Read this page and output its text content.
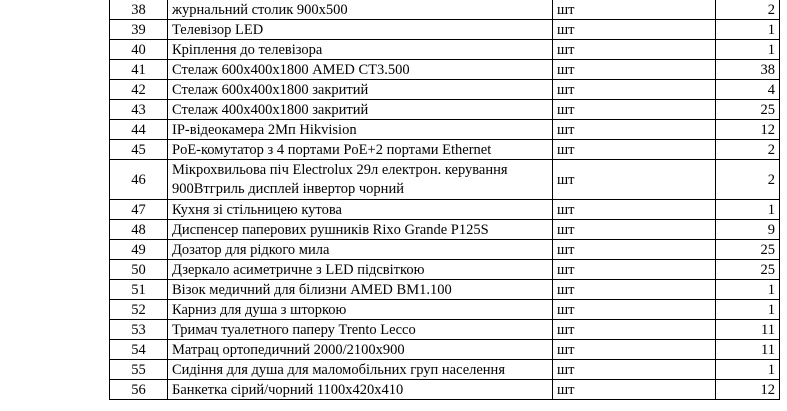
38	журнальний столик 900х500	шт	2
39	Телевізор LED	шт	1
40	Кріплення до телевізора	шт	1
41	Стелаж 600х400х1800 AMED СТ3.500	шт	38
42	Стелаж 600х400х1800 закритий	шт	4
43	Стелаж 400х400х1800 закритий	шт	25
44	IP-відеокамера 2Мп Hikvision	шт	12
45	PoE-комутатор з 4 портами PoE+2 портами Ethernet	шт	2
46	Мікрохвильова піч Electrolux 29л електрон. керування 900Втгриль дисплей інвертор чорний	шт	2
47	Кухня зі стільницею кутова	шт	1
48	Диспенсер паперових рушників Rixo Grande P125S	шт	9
49	Дозатор для рідкого мила	шт	25
50	Дзеркало асиметричне з LED підсвіткою	шт	25
51	Візок медичний для білизни AMED BM1.100	шт	1
52	Карниз для душа з шторкою	шт	1
53	Тримач туалетного паперу Trento Lecco	шт	11
54	Матрац ортопедичний 2000/2100х900	шт	11
55	Сидіння для душа для маломобільних груп населення	шт	1
56	Банкетка сірий/чорний 1100х420х410	шт	12
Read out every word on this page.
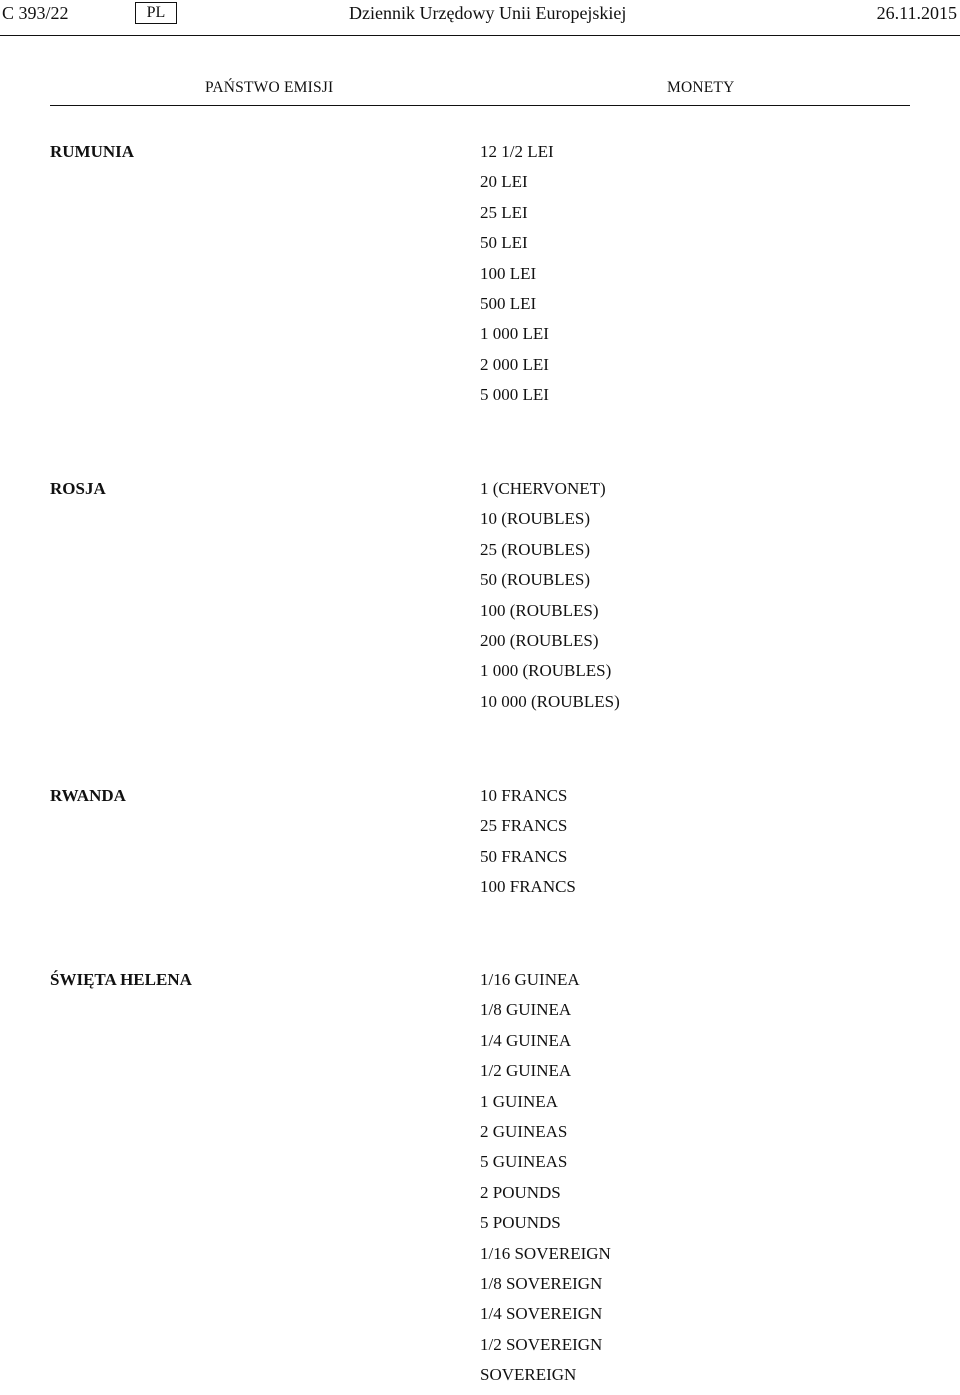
C 393/22	PL	Dziennik Urzędowy Unii Europejskiej	26.11.2015
PAŃSTWO EMISJI	MONETY
RUMUNIA	12 1/2 LEI
20 LEI
25 LEI
50 LEI
100 LEI
500 LEI
1 000 LEI
2 000 LEI
5 000 LEI
ROSJA	1 (CHERVONET)
10 (ROUBLES)
25 (ROUBLES)
50 (ROUBLES)
100 (ROUBLES)
200 (ROUBLES)
1 000 (ROUBLES)
10 000 (ROUBLES)
RWANDA	10 FRANCS
25 FRANCS
50 FRANCS
100 FRANCS
ŚWIĘTA HELENA	1/16 GUINEA
1/8 GUINEA
1/4 GUINEA
1/2 GUINEA
1 GUINEA
2 GUINEAS
5 GUINEAS
2 POUNDS
5 POUNDS
1/16 SOVEREIGN
1/8 SOVEREIGN
1/4 SOVEREIGN
1/2 SOVEREIGN
SOVEREIGN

▶ The task: Reproduce the entries above without change, omitting all pictures.

▶ Exercise output:
Read this page and output its text content.
38	журнальний столик 900х500	шт	2
39	Телевізор LED	шт	1
40	Кріплення до телевізора	шт	1
41	Стелаж 600х400х1800 AMED СТ3.500	шт	38
42	Стелаж 600х400х1800 закритий	шт	4
43	Стелаж 400х400х1800 закритий	шт	25
44	IP-відеокамера 2Мп Hikvision	шт	12
45	PoE-комутатор з 4 портами PoE+2 портами Ethernet	шт	2
46	Мікрохвильова піч Electrolux 29л електрон. керування 900Втгриль дисплей інвертор чорний	шт	2
47	Кухня зі стільницею кутова	шт	1
48	Диспенсер паперових рушників Rixo Grande P125S	шт	9
49	Дозатор для рідкого мила	шт	25
50	Дзеркало асиметричне з LED підсвіткою	шт	25
51	Візок медичний для білизни AMED BM1.100	шт	1
52	Карниз для душа з шторкою	шт	1
53	Тримач туалетного паперу Trento Lecco	шт	11
54	Матрац ортопедичний 2000/2100х900	шт	11
55	Сидіння для душа для маломобільних груп населення	шт	1
56	Банкетка сірий/чорний 1100х420х410	шт	12
Read out every word on this page.
C 393/22	PL	Dziennik Urzędowy Unii Europejskiej	26.11.2015
PAŃSTWO EMISJI	MONETY
RUMUNIA	12 1/2 LEI
20 LEI
25 LEI
50 LEI
100 LEI
500 LEI
1 000 LEI
2 000 LEI
5 000 LEI
ROSJA	1 (CHERVONET)
10 (ROUBLES)
25 (ROUBLES)
50 (ROUBLES)
100 (ROUBLES)
200 (ROUBLES)
1 000 (ROUBLES)
10 000 (ROUBLES)
RWANDA	10 FRANCS
25 FRANCS
50 FRANCS
100 FRANCS
ŚWIĘTA HELENA	1/16 GUINEA
1/8 GUINEA
1/4 GUINEA
1/2 GUINEA
1 GUINEA
2 GUINEAS
5 GUINEAS
2 POUNDS
5 POUNDS
1/16 SOVEREIGN
1/8 SOVEREIGN
1/4 SOVEREIGN
1/2 SOVEREIGN
SOVEREIGN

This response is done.